Data excerpts
________
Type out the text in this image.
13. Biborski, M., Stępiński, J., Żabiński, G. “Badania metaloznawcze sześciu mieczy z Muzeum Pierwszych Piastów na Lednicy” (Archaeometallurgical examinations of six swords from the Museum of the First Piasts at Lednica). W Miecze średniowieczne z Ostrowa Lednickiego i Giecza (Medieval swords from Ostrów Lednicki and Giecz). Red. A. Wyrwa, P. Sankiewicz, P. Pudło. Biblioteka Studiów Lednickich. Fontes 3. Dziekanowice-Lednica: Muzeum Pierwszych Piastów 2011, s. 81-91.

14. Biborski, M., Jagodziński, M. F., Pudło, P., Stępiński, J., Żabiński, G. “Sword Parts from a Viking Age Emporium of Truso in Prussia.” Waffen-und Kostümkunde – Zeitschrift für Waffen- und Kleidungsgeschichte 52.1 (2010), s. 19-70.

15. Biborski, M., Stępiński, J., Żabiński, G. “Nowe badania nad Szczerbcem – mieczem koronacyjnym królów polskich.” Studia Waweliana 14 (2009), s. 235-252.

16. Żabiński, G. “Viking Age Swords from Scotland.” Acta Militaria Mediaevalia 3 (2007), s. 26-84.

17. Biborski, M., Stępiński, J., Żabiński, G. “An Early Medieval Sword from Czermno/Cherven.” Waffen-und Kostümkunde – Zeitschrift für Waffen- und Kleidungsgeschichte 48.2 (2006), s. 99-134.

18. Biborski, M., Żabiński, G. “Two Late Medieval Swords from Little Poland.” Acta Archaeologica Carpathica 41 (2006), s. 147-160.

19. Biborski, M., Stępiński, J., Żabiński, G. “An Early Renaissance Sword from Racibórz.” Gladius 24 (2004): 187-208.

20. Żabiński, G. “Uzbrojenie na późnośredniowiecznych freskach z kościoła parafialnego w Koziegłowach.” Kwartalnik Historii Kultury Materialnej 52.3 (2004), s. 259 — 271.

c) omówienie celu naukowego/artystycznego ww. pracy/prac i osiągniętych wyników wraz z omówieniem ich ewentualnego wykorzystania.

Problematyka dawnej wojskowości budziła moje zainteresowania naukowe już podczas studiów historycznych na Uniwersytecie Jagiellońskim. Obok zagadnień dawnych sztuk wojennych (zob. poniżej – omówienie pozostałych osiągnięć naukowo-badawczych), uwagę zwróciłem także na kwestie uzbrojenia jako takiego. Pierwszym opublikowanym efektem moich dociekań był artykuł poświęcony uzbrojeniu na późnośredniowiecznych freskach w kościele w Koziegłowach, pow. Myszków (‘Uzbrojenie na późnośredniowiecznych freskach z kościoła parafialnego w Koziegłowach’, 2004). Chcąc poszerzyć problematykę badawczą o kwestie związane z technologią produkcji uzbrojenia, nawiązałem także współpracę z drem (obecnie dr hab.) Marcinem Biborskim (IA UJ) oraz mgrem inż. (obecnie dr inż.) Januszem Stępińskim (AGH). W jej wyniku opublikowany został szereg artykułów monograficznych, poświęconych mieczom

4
________
JOB
Reproduce the entire listing word for word.

THE RESPONSE
Type out the text in this image.
13. Biborski, M., Stępiński, J., Żabiński, G. “Badania metaloznawcze sześciu mieczy z Muzeum Pierwszych Piastów na Lednicy” (Archaeometallurgical examinations of six swords from the Museum of the First Piasts at Lednica). W Miecze średniowieczne z Ostrowa Lednickiego i Giecza (Medieval swords from Ostrów Lednicki and Giecz). Red. A. Wyrwa, P. Sankiewicz, P. Pudło. Biblioteka Studiów Lednickich. Fontes 3. Dziekanowice-Lednica: Muzeum Pierwszych Piastów 2011, s. 81-91.

14. Biborski, M., Jagodziński, M. F., Pudło, P., Stępiński, J., Żabiński, G. “Sword Parts from a Viking Age Emporium of Truso in Prussia.” Waffen-und Kostümkunde – Zeitschrift für Waffen- und Kleidungsgeschichte 52.1 (2010), s. 19-70.

15. Biborski, M., Stępiński, J., Żabiński, G. “Nowe badania nad Szczerbcem – mieczem koronacyjnym królów polskich.” Studia Waweliana 14 (2009), s. 235-252.

16. Żabiński, G. “Viking Age Swords from Scotland.” Acta Militaria Mediaevalia 3 (2007), s. 26-84.

17. Biborski, M., Stępiński, J., Żabiński, G. “An Early Medieval Sword from Czermno/Cherven.” Waffen-und Kostümkunde – Zeitschrift für Waffen- und Kleidungsgeschichte 48.2 (2006), s. 99-134.

18. Biborski, M., Żabiński, G. “Two Late Medieval Swords from Little Poland.” Acta Archaeologica Carpathica 41 (2006), s. 147-160.

19. Biborski, M., Stępiński, J., Żabiński, G. “An Early Renaissance Sword from Racibórz.” Gladius 24 (2004): 187-208.

20. Żabiński, G. “Uzbrojenie na późnośredniowiecznych freskach z kościoła parafialnego w Koziegłowach.” Kwartalnik Historii Kultury Materialnej 52.3 (2004), s. 259 — 271.

c) omówienie celu naukowego/artystycznego ww. pracy/prac i osiągniętych wyników wraz z omówieniem ich ewentualnego wykorzystania.

Problematyka dawnej wojskowości budziła moje zainteresowania naukowe już podczas studiów historycznych na Uniwersytecie Jagiellońskim. Obok zagadnień dawnych sztuk wojennych (zob. poniżej – omówienie pozostałych osiągnięć naukowo-badawczych), uwagę zwróciłem także na kwestie uzbrojenia jako takiego. Pierwszym opublikowanym efektem moich dociekań był artykuł poświęcony uzbrojeniu na późnośredniowiecznych freskach w kościele w Koziegłowach, pow. Myszków (‘Uzbrojenie na późnośredniowiecznych freskach z kościoła parafialnego w Koziegłowach’, 2004). Chcąc poszerzyć problematykę badawczą o kwestie związane z technologią produkcji uzbrojenia, nawiązałem także współpracę z drem (obecnie dr hab.) Marcinem Biborskim (IA UJ) oraz mgrem inż. (obecnie dr inż.) Januszem Stępińskim (AGH). W jej wyniku opublikowany został szereg artykułów monograficznych, poświęconych mieczom

4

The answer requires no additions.